DATA EXTRACT:
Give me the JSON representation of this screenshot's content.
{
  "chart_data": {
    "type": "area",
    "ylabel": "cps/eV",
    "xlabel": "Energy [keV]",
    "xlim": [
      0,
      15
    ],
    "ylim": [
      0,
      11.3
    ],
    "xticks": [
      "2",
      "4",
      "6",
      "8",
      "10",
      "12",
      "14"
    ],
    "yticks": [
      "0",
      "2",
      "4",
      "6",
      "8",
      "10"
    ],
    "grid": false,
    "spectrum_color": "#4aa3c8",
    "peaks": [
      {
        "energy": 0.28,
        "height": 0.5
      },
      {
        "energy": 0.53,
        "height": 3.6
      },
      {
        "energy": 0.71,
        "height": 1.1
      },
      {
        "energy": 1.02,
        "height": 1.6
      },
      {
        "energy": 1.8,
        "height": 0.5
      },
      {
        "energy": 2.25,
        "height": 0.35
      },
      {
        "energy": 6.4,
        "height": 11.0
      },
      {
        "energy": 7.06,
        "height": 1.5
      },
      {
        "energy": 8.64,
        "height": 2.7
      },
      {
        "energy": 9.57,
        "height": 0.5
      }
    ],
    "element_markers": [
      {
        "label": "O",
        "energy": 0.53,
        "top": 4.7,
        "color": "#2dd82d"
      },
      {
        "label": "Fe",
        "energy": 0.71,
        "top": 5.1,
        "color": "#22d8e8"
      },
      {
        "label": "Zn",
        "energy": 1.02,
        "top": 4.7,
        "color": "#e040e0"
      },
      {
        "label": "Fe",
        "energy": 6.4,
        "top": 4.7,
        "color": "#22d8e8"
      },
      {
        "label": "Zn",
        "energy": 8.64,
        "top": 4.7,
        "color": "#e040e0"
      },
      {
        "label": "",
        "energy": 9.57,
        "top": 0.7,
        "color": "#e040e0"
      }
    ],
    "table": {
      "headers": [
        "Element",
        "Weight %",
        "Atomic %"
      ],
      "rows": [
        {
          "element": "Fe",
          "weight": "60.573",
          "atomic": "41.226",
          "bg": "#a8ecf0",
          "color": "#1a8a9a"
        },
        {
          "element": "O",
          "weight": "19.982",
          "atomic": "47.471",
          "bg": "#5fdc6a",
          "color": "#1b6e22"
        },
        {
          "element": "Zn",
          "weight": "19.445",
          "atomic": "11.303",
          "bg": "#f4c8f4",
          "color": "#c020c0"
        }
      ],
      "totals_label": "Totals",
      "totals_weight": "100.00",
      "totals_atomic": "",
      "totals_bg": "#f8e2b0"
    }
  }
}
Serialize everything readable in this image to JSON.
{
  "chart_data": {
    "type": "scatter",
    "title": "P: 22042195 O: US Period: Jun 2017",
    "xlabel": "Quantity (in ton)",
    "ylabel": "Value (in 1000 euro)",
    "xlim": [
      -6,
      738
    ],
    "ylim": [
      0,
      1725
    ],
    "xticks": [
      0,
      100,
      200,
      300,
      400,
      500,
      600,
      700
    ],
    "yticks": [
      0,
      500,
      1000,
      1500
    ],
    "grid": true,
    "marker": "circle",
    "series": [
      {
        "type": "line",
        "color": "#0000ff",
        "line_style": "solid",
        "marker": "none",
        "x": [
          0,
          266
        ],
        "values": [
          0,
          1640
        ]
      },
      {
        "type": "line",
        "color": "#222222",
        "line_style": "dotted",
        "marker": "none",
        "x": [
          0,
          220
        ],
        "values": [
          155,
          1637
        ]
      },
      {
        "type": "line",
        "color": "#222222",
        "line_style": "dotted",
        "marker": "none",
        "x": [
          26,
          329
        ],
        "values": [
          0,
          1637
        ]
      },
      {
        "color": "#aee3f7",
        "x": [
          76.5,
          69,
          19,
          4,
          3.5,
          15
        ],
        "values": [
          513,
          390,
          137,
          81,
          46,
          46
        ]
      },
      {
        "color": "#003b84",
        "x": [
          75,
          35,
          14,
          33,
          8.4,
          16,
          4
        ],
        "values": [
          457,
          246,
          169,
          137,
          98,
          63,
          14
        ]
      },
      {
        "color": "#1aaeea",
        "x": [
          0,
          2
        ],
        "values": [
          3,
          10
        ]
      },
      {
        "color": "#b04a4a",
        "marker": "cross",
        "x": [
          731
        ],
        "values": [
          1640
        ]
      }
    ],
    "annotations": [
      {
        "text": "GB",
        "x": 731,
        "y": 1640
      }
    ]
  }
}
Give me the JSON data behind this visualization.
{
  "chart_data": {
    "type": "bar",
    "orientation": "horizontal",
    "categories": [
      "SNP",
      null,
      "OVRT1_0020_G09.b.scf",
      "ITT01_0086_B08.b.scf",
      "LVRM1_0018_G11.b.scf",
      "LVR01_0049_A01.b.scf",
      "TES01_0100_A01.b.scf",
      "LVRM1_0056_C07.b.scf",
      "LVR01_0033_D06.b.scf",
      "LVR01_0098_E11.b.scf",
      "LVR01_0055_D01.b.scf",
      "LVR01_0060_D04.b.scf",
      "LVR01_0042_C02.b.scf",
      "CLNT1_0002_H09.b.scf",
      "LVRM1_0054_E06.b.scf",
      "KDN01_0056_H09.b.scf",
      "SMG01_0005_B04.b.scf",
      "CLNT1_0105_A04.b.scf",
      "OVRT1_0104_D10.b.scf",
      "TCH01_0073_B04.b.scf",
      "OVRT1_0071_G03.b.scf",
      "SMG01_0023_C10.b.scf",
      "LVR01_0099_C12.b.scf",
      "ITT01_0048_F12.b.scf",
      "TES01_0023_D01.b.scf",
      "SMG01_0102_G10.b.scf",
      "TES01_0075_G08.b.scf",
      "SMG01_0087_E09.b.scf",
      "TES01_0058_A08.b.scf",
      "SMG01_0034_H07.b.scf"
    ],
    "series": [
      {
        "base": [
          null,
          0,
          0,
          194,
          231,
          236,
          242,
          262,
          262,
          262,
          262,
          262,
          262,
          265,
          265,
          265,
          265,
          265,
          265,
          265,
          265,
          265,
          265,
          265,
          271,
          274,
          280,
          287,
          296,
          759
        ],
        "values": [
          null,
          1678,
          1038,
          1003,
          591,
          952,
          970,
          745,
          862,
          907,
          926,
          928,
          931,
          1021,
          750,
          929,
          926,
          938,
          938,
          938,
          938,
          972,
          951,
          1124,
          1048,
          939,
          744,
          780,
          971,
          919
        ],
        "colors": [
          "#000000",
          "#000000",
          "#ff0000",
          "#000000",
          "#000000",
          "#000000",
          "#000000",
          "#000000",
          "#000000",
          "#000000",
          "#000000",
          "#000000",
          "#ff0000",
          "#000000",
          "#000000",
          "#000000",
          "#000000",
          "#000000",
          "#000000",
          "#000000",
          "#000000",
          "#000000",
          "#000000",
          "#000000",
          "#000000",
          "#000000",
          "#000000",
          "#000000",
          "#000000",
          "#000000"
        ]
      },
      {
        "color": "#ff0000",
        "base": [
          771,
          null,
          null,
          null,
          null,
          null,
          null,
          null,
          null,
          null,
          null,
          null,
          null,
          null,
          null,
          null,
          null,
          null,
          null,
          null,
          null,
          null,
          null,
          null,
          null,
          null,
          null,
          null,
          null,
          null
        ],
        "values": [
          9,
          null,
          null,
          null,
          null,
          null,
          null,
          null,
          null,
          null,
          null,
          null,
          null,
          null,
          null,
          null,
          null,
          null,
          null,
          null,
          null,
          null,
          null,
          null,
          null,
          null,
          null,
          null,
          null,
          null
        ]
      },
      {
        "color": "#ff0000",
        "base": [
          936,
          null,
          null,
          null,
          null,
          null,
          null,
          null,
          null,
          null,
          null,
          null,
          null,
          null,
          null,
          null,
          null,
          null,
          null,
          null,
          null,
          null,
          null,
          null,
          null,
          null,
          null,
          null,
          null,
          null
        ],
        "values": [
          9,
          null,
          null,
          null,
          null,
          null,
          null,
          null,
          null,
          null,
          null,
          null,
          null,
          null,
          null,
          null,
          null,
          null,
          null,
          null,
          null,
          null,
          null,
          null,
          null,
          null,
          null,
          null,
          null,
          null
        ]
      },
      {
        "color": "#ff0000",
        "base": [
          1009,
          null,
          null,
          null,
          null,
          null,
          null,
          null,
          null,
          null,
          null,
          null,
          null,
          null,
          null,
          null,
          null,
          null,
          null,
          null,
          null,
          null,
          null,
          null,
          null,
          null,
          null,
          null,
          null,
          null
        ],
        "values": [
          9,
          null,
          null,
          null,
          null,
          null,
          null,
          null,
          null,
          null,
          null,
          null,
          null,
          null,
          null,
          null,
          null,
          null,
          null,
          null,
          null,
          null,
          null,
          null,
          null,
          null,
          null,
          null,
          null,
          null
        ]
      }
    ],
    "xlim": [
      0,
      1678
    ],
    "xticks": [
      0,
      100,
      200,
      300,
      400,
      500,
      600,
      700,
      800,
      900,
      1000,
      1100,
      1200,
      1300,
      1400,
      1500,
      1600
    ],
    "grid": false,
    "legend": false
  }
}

INSTRUCTIONS TO FOLLOW: Copy out every line of the data that includes "xlabel".

RESULT OF THIS EXERCISE:
    "xlabel": "Energy [keV]",
    "xlabel": "Quantity (in ton)",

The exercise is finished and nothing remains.